# [Short problem]
Without the pictures, copy the entries below word for word.

>> BEGIN Stored records

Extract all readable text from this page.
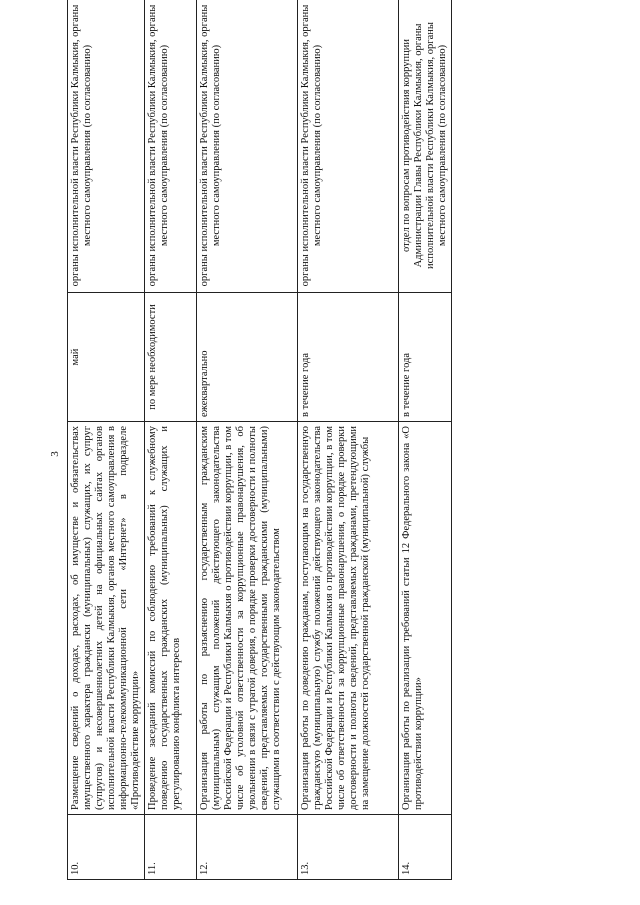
3
10.	Размещение сведений о доходах, расходах, об имуществе и обязательствах имущественного характера граждански (муниципальных) служащих, их супруг (супругов) и несовершеннолетних детей на официальных сайтах органов исполнительной власти Республики Калмыкия, органов местного самоуправления в информационно-телекоммуникационной сети «Интернет» в подразделе «Противодействие коррупции»	май	органы исполнительной власти Республики Калмыкия, органы местного самоуправления (по согласованию)
11.	Проведение заседаний комиссий по соблюдению требований к служебному поведению государственных гражданских (муниципальных) служащих и урегулированию конфликта интересов	по мере необходимости	органы исполнительной власти Республики Калмыкия, органы местного самоуправления (по согласованию)
12.	Организация работы по разъяснению государственным гражданским (муниципальным) служащим положений действующего законодательства Российской Федерации и Республики Калмыкия о противодействии коррупции, в том числе об уголовной ответственности за коррупционные правонарушения, об увольнении в связи с утратой доверия, о порядке проверки достоверности и полноты сведений, представляемых государственными гражданскими (муниципальными) служащими в соответствии с действующим законодательством	ежеквартально	органы исполнительной власти Республики Калмыкия, органы местного самоуправления (по согласованию)
13.	Организация работы по доведению гражданам, поступающим на государственную гражданскую (муниципальную) службу положений действующего законодательства Российской Федерации и Республики Калмыкия о противодействии коррупции, в том числе об ответственности за коррупционные правонарушения, о порядке проверки достоверности и полноты сведений, представляемых гражданами, претендующими на замещение должностей государственной гражданской (муниципальной) службы	в течение года	органы исполнительной власти Республики Калмыкия, органы местного самоуправления (по согласованию)
14.	Организация работы по реализации требований статьи 12 Федерального закона «О противодействии коррупции»	в течение года	отдел по вопросам противодействия коррупции Администрации Главы Республики Калмыкия, органы исполнительной власти Республики Калмыкия, органы местного самоуправления (по согласованию)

>> END Stored records

# [Exercise answer]
Extract all readable text from this page.
3
10.	Размещение сведений о доходах, расходах, об имуществе и обязательствах имущественного характера граждански (муниципальных) служащих, их супруг (супругов) и несовершеннолетних детей на официальных сайтах органов исполнительной власти Республики Калмыкия, органов местного самоуправления в информационно-телекоммуникационной сети «Интернет» в подразделе «Противодействие коррупции»	май	органы исполнительной власти Республики Калмыкия, органы местного самоуправления (по согласованию)
11.	Проведение заседаний комиссий по соблюдению требований к служебному поведению государственных гражданских (муниципальных) служащих и урегулированию конфликта интересов	по мере необходимости	органы исполнительной власти Республики Калмыкия, органы местного самоуправления (по согласованию)
12.	Организация работы по разъяснению государственным гражданским (муниципальным) служащим положений действующего законодательства Российской Федерации и Республики Калмыкия о противодействии коррупции, в том числе об уголовной ответственности за коррупционные правонарушения, об увольнении в связи с утратой доверия, о порядке проверки достоверности и полноты сведений, представляемых государственными гражданскими (муниципальными) служащими в соответствии с действующим законодательством	ежеквартально	органы исполнительной власти Республики Калмыкия, органы местного самоуправления (по согласованию)
13.	Организация работы по доведению гражданам, поступающим на государственную гражданскую (муниципальную) службу положений действующего законодательства Российской Федерации и Республики Калмыкия о противодействии коррупции, в том числе об ответственности за коррупционные правонарушения, о порядке проверки достоверности и полноты сведений, представляемых гражданами, претендующими на замещение должностей государственной гражданской (муниципальной) службы	в течение года	органы исполнительной власти Республики Калмыкия, органы местного самоуправления (по согласованию)
14.	Организация работы по реализации требований статьи 12 Федерального закона «О противодействии коррупции»	в течение года	отдел по вопросам противодействия коррупции Администрации Главы Республики Калмыкия, органы исполнительной власти Республики Калмыкия, органы местного самоуправления (по согласованию)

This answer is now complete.